begin Records for the exercise

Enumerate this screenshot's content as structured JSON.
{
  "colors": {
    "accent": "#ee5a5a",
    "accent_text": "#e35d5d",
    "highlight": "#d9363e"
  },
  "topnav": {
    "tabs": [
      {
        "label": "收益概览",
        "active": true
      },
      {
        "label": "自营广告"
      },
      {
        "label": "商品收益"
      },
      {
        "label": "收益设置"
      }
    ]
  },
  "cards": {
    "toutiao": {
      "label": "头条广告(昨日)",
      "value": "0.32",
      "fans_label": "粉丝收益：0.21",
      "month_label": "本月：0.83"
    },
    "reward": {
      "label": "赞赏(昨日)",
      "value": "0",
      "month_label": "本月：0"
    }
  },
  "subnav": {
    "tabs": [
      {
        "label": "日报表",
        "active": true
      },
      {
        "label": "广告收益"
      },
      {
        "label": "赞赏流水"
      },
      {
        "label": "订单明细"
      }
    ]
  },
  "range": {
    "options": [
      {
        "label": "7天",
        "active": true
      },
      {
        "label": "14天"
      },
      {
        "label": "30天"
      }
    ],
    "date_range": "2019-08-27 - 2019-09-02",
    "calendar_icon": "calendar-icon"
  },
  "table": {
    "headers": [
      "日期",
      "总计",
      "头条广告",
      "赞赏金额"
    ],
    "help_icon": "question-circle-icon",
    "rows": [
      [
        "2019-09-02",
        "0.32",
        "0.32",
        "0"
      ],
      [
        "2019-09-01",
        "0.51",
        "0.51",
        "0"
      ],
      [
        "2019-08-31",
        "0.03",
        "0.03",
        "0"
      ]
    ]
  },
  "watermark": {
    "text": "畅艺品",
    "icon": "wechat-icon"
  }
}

end Records for the exercise

[Work required] Print every entry exactly as it appears.

[Answer to the task]
Enumerate this screenshot's content as structured JSON.
{
  "colors": {
    "accent": "#ee5a5a",
    "accent_text": "#e35d5d",
    "highlight": "#d9363e"
  },
  "topnav": {
    "tabs": [
      {
        "label": "收益概览",
        "active": true
      },
      {
        "label": "自营广告"
      },
      {
        "label": "商品收益"
      },
      {
        "label": "收益设置"
      }
    ]
  },
  "cards": {
    "toutiao": {
      "label": "头条广告(昨日)",
      "value": "0.32",
      "fans_label": "粉丝收益：0.21",
      "month_label": "本月：0.83"
    },
    "reward": {
      "label": "赞赏(昨日)",
      "value": "0",
      "month_label": "本月：0"
    }
  },
  "subnav": {
    "tabs": [
      {
        "label": "日报表",
        "active": true
      },
      {
        "label": "广告收益"
      },
      {
        "label": "赞赏流水"
      },
      {
        "label": "订单明细"
      }
    ]
  },
  "range": {
    "options": [
      {
        "label": "7天",
        "active": true
      },
      {
        "label": "14天"
      },
      {
        "label": "30天"
      }
    ],
    "date_range": "2019-08-27 - 2019-09-02",
    "calendar_icon": "calendar-icon"
  },
  "table": {
    "headers": [
      "日期",
      "总计",
      "头条广告",
      "赞赏金额"
    ],
    "help_icon": "question-circle-icon",
    "rows": [
      [
        "2019-09-02",
        "0.32",
        "0.32",
        "0"
      ],
      [
        "2019-09-01",
        "0.51",
        "0.51",
        "0"
      ],
      [
        "2019-08-31",
        "0.03",
        "0.03",
        "0"
      ]
    ]
  },
  "watermark": {
    "text": "畅艺品",
    "icon": "wechat-icon"
  }
}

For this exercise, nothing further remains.